"""
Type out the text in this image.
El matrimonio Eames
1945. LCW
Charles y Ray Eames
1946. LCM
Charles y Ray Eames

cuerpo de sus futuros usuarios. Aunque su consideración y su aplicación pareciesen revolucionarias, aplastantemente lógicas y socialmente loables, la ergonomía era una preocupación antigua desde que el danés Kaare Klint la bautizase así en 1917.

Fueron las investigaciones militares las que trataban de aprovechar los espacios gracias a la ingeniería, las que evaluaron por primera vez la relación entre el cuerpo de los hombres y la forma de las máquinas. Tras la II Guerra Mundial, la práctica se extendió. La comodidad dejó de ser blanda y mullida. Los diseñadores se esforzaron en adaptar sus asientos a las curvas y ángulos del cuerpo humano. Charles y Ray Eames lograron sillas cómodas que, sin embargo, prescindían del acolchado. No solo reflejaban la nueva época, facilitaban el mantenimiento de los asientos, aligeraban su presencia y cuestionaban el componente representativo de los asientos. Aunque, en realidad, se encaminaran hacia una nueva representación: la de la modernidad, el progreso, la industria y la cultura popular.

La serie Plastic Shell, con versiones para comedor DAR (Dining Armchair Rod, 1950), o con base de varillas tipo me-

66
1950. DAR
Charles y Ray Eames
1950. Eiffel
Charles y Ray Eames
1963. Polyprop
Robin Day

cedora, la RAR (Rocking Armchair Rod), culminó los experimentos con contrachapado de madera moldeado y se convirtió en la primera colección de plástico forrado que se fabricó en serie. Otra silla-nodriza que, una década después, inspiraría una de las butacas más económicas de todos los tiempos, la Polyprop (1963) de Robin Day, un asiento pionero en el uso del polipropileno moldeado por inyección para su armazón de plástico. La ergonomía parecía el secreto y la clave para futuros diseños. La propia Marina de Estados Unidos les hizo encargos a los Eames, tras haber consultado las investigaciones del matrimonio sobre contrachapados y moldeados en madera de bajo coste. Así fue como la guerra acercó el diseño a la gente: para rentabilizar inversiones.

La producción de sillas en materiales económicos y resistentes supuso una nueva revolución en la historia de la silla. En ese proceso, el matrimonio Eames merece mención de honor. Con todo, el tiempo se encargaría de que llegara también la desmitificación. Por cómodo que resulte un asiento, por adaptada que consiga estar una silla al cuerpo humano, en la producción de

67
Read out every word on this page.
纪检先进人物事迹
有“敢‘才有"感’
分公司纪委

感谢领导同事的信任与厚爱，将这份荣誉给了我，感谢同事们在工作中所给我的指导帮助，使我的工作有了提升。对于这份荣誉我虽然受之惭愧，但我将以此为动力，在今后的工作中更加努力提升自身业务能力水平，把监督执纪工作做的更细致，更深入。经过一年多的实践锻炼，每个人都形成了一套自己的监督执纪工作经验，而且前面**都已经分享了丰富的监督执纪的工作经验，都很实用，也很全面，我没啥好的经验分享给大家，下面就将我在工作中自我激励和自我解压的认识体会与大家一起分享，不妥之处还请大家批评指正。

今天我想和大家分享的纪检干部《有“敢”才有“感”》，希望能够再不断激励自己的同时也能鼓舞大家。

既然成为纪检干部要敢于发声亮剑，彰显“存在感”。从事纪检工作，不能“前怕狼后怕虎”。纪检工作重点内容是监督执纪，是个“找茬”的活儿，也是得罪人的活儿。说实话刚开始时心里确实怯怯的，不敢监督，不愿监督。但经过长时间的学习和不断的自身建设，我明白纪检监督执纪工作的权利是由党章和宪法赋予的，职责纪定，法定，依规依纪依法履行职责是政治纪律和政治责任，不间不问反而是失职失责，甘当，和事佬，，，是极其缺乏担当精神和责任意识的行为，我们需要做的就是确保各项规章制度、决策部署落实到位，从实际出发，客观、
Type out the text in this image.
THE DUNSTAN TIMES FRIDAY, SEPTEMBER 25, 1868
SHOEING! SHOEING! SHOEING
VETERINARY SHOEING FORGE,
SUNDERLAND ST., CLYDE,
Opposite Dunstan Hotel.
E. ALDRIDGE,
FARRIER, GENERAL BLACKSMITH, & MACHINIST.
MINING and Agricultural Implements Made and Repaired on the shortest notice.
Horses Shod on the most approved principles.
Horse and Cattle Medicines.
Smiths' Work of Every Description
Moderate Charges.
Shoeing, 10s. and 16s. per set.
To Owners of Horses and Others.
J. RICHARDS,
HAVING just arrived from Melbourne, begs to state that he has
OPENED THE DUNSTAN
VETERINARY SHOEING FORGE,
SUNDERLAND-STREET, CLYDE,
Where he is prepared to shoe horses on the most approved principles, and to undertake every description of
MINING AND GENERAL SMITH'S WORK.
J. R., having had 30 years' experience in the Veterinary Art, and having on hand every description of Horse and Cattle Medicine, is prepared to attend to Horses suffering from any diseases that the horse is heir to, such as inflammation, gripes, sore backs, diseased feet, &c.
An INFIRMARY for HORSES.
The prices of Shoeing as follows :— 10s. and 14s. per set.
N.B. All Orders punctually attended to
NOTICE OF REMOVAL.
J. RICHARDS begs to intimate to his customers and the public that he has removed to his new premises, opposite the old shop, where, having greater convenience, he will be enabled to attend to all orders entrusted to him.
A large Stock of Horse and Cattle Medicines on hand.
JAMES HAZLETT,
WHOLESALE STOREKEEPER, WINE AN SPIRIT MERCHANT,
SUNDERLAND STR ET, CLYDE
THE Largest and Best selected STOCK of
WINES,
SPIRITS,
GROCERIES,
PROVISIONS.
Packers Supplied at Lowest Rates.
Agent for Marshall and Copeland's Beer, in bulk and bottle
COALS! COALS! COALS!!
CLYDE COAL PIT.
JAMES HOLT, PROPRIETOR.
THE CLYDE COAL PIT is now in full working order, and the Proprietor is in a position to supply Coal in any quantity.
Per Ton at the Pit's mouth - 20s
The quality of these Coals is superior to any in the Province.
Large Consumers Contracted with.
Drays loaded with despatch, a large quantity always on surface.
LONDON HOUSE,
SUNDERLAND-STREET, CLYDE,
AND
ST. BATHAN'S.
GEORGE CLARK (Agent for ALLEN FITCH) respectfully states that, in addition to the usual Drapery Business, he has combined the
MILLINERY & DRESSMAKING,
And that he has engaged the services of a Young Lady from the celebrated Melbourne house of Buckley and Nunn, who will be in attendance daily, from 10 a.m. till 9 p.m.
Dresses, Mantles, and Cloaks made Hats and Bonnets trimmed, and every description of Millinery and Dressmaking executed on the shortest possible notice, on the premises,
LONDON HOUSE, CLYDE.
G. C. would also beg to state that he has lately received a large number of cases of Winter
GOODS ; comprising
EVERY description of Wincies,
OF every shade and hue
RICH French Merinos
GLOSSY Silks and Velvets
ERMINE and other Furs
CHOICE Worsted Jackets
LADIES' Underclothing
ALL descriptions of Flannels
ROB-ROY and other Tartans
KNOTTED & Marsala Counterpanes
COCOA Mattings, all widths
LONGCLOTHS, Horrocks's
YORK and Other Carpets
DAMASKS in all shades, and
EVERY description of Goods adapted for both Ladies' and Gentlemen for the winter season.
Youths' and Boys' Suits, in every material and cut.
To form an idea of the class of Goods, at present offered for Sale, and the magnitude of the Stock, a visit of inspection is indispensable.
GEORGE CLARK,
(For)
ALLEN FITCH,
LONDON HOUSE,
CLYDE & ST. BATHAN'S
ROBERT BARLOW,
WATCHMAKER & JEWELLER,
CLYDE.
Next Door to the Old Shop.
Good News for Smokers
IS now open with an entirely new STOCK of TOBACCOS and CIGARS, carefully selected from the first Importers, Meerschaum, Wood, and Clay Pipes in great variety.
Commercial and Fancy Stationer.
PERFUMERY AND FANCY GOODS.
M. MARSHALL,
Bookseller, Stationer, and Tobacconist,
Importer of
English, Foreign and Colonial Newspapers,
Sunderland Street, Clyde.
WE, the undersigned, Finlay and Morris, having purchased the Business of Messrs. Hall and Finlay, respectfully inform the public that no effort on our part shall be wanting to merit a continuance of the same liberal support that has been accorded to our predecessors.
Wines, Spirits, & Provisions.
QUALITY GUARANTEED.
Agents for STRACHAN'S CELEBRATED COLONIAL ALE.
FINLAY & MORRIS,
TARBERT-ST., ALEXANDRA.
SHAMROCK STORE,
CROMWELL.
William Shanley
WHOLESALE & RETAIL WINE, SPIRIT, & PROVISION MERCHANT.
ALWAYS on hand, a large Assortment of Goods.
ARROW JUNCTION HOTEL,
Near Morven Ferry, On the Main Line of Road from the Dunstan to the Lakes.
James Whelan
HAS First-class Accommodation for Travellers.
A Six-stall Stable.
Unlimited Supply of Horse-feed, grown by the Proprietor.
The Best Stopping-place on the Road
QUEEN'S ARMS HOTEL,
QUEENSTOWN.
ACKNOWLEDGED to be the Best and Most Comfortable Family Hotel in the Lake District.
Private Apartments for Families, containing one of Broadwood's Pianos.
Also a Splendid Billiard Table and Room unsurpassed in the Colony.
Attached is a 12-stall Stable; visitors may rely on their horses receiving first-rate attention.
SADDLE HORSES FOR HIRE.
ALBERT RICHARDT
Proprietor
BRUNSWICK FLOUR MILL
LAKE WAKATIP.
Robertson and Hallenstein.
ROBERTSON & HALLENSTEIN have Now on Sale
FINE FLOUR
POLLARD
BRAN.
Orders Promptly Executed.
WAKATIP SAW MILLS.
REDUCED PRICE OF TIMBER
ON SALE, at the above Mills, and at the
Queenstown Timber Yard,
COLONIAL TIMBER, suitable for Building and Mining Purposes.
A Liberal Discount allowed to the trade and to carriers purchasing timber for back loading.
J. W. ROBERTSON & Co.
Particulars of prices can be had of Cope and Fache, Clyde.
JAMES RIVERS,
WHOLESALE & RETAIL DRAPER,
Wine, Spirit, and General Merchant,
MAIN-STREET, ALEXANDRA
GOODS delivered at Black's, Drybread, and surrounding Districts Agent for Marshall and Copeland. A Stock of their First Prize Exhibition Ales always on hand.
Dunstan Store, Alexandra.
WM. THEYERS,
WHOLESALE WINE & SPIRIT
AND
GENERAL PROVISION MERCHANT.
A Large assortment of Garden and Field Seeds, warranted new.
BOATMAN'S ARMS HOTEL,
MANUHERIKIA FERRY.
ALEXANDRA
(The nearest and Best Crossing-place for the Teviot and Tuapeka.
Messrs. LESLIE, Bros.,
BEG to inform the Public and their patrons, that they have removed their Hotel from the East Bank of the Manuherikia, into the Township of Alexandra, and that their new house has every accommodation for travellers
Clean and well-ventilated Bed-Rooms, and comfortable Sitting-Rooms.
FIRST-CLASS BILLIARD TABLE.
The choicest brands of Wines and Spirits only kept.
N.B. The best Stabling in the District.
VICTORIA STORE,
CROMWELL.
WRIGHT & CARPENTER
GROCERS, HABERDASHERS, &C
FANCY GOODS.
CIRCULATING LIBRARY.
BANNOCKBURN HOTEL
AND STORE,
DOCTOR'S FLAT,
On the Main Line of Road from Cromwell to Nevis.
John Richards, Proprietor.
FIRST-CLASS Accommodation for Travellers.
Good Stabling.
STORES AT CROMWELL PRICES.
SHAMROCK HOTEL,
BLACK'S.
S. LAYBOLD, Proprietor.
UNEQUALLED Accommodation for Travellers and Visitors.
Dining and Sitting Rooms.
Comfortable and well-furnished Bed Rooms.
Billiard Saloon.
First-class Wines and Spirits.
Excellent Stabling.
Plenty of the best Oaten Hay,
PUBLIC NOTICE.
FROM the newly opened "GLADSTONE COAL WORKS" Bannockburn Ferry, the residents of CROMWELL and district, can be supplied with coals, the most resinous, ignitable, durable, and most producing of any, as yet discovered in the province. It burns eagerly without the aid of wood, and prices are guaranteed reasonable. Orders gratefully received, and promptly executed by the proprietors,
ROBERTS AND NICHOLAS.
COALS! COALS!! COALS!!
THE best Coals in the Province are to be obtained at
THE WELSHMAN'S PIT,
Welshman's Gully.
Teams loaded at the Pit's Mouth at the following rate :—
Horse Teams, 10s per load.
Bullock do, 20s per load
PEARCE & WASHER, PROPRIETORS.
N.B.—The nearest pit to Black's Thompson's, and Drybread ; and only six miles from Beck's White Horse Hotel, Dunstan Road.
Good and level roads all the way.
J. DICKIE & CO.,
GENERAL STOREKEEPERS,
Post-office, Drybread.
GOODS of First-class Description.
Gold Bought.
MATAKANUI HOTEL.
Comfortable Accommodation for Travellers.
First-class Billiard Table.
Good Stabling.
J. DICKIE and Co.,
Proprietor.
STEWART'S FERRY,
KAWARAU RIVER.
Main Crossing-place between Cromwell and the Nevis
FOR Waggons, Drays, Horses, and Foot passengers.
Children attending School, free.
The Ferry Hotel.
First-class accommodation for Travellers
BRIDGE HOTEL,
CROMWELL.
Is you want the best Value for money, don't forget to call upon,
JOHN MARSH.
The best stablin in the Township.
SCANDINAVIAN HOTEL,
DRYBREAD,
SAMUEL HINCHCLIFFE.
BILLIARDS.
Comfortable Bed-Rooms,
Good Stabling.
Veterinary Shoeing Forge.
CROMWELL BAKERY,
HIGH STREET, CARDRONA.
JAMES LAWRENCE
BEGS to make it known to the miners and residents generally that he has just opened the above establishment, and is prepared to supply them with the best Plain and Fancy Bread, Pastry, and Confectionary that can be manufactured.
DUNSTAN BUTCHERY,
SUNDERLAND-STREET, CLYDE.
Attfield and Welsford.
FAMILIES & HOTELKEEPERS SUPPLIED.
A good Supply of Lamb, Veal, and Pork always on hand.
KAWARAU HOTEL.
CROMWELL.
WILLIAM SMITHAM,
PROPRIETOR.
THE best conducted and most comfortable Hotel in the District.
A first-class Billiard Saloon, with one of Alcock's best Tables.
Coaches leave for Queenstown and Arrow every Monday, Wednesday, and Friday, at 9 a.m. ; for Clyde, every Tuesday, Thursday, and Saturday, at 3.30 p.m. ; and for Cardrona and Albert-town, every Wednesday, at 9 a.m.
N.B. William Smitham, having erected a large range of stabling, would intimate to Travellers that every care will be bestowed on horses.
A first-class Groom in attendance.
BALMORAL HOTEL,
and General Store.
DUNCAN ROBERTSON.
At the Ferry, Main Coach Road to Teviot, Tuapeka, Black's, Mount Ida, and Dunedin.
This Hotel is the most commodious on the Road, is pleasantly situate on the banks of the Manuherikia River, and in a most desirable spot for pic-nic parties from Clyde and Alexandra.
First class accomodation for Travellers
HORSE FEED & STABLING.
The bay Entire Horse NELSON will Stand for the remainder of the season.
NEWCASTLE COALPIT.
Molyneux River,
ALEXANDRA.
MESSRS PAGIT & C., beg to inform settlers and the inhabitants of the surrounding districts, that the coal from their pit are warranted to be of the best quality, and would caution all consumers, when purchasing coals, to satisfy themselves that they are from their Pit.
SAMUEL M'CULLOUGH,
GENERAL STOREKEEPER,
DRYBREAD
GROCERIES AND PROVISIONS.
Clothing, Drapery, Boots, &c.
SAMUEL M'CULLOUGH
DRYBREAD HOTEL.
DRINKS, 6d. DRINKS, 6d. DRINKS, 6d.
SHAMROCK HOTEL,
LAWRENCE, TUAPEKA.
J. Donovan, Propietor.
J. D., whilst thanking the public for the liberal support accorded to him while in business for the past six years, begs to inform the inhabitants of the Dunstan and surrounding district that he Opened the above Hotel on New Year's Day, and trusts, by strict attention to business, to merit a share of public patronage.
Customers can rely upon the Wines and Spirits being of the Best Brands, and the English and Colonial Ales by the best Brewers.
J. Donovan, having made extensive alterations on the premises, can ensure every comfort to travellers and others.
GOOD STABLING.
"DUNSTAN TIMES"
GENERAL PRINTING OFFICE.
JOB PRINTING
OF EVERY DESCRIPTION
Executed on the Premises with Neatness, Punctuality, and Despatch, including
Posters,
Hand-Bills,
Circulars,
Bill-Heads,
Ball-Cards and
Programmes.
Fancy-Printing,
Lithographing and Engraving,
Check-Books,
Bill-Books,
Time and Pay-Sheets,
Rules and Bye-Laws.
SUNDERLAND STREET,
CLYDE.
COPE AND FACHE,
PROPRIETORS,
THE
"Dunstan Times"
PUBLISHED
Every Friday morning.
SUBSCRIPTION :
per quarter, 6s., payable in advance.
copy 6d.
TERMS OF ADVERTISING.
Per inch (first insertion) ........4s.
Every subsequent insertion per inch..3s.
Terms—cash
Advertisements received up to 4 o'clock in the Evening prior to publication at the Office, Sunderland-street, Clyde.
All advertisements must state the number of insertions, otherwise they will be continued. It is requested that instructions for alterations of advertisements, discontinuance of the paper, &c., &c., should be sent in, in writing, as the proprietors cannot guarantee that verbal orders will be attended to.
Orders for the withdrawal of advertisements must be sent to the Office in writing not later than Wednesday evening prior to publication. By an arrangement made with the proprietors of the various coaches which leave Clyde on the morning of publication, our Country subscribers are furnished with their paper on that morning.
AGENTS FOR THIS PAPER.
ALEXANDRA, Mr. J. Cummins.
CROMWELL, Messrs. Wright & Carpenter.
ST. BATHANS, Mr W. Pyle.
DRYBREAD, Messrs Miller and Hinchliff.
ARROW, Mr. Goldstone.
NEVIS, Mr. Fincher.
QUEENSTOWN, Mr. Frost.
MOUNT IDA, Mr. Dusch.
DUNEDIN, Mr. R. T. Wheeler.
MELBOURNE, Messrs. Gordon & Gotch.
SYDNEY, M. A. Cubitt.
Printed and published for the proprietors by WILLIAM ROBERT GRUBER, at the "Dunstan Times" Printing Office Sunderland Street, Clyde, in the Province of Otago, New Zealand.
"""
STATED GOAL :: In the listing above, find the lines holding the word "Teams" and copy them.

WRITTEN RESPONSE ::
Teams loaded at the Pit's Mouth at the following rate :—
Horse Teams, 10s per load.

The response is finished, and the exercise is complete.